Review the material and extract every line in which the word "不正确的一项是" occurs.

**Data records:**
------------------------------------

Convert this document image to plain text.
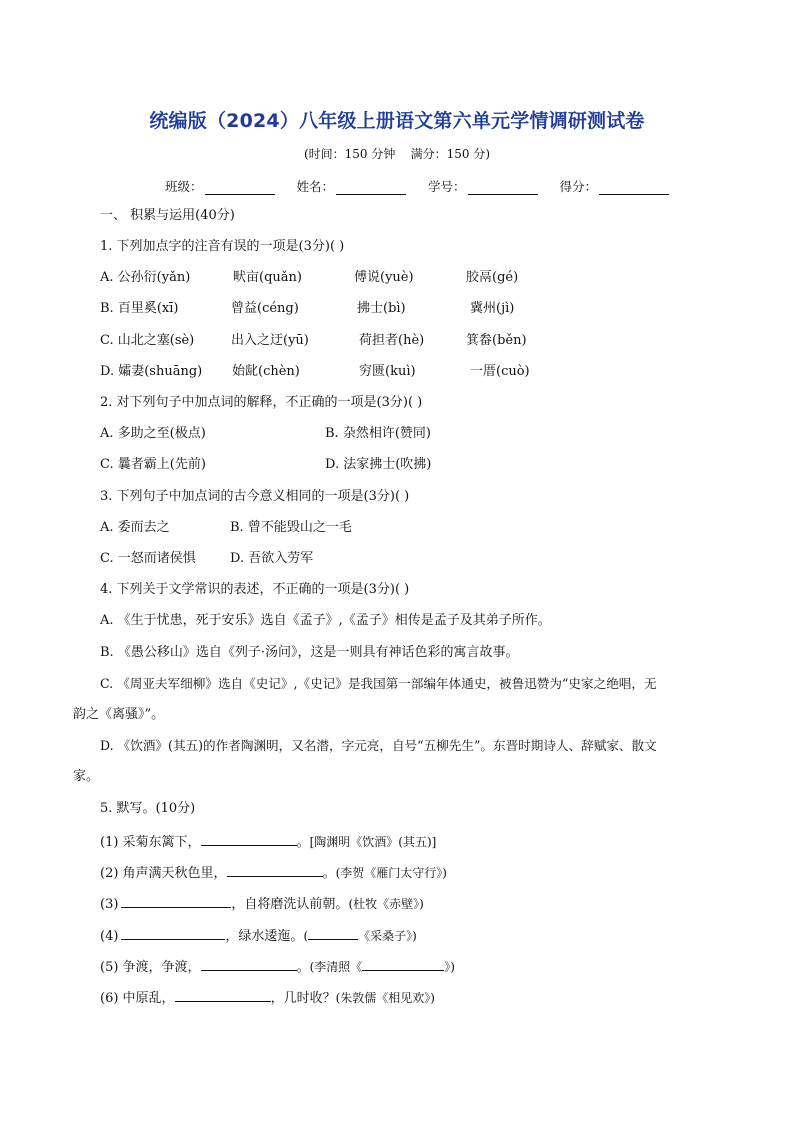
统编版（2024）八年级上册语文第六单元学情调研测试卷
(时间：150 分钟    满分：150 分)
班级：	姓名：	学号：	得分：
一、 积累与运用(40分)
1. 下列加点字的注音有误的一项是(3分)( )
A. 公孙衍(yǎn)	畎亩(quǎn)	傅说(yuè)	胶鬲(gé)
B. 百里奚(xī)	曾益(céng)	拂士(bì)	冀州(jì)
C. 山北之塞(sè)	出入之迂(yū)	荷担者(hè)	箕畚(běn)
D. 孀妻(shuāng) 始龀(chèn)	穷匮(kuì)	一厝(cuò)
2. 对下列句子中加点词的解释，不正确的一项是(3分)( )
A. 多助之至(极点)	B. 杂然相许(赞同)
C. 曩者霸上(先前)	D. 法家拂士(吹拂)
3. 下列句子中加点词的古今意义相同的一项是(3分)( )
A. 委而去之	B. 曾不能毁山之一毛
C. 一怒而诸侯惧	D. 吾欲入劳军
4. 下列关于文学常识的表述，不正确的一项是(3分)( )
A. 《生于忧患，死于安乐》选自《孟子》,《孟子》相传是孟子及其弟子所作。
B. 《愚公移山》选自《列子·汤问》，这是一则具有神话色彩的寓言故事。
C. 《周亚夫军细柳》选自《史记》,《史记》是我国第一部编年体通史，被鲁迅赞为“史家之绝唱，无
韵之《离骚》”。
D. 《饮酒》(其五)的作者陶渊明，又名潜，字元亮，自号“五柳先生”。东晋时期诗人、辞赋家、散文
家。
5. 默写。(10分)
(1) 采菊东篱下，	。[陶渊明《饮酒》(其五)]
(2) 角声满天秋色里，	。(李贺《雁门太守行》)
(3)	，自将磨洗认前朝。(杜牧《赤壁》)
(4)	，绿水逶迤。(	《采桑子》)
(5) 争渡，争渡，	。(李清照《	》)
(6) 中原乱，	，几时收？(朱敦儒《相见欢》)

------------------------------------

**FINISHED EXERCISE:**
2. 对下列句子中加点词的解释，不正确的一项是(3分)( )
4. 下列关于文学常识的表述，不正确的一项是(3分)( )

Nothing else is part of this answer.